> [Your objective]: Transcribe every line, keeping it exact.

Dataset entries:
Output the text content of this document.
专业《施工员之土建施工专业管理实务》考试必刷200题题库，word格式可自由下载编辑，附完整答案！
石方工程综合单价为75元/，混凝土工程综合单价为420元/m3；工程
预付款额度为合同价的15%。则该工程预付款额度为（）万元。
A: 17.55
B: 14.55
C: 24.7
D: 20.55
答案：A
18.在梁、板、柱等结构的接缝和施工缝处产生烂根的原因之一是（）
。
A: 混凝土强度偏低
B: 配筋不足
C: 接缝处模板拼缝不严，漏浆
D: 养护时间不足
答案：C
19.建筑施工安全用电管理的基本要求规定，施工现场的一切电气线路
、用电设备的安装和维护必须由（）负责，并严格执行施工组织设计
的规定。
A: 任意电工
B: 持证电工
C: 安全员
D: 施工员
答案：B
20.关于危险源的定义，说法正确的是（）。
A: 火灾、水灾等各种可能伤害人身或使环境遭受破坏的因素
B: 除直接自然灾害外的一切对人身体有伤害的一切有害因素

> [Reply to the task]:
Output the text content of this document.
专业《施工员之土建施工专业管理实务》考试必刷200题题库，word格式可自由下载编辑，附完整答案！
石方工程综合单价为75元/，混凝土工程综合单价为420元/m3；工程
预付款额度为合同价的15%。则该工程预付款额度为（）万元。
A: 17.55
B: 14.55
C: 24.7
D: 20.55
答案：A
18.在梁、板、柱等结构的接缝和施工缝处产生烂根的原因之一是（）
。
A: 混凝土强度偏低
B: 配筋不足
C: 接缝处模板拼缝不严，漏浆
D: 养护时间不足
答案：C
19.建筑施工安全用电管理的基本要求规定，施工现场的一切电气线路
、用电设备的安装和维护必须由（）负责，并严格执行施工组织设计
的规定。
A: 任意电工
B: 持证电工
C: 安全员
D: 施工员
答案：B
20.关于危险源的定义，说法正确的是（）。
A: 火灾、水灾等各种可能伤害人身或使环境遭受破坏的因素
B: 除直接自然灾害外的一切对人身体有伤害的一切有害因素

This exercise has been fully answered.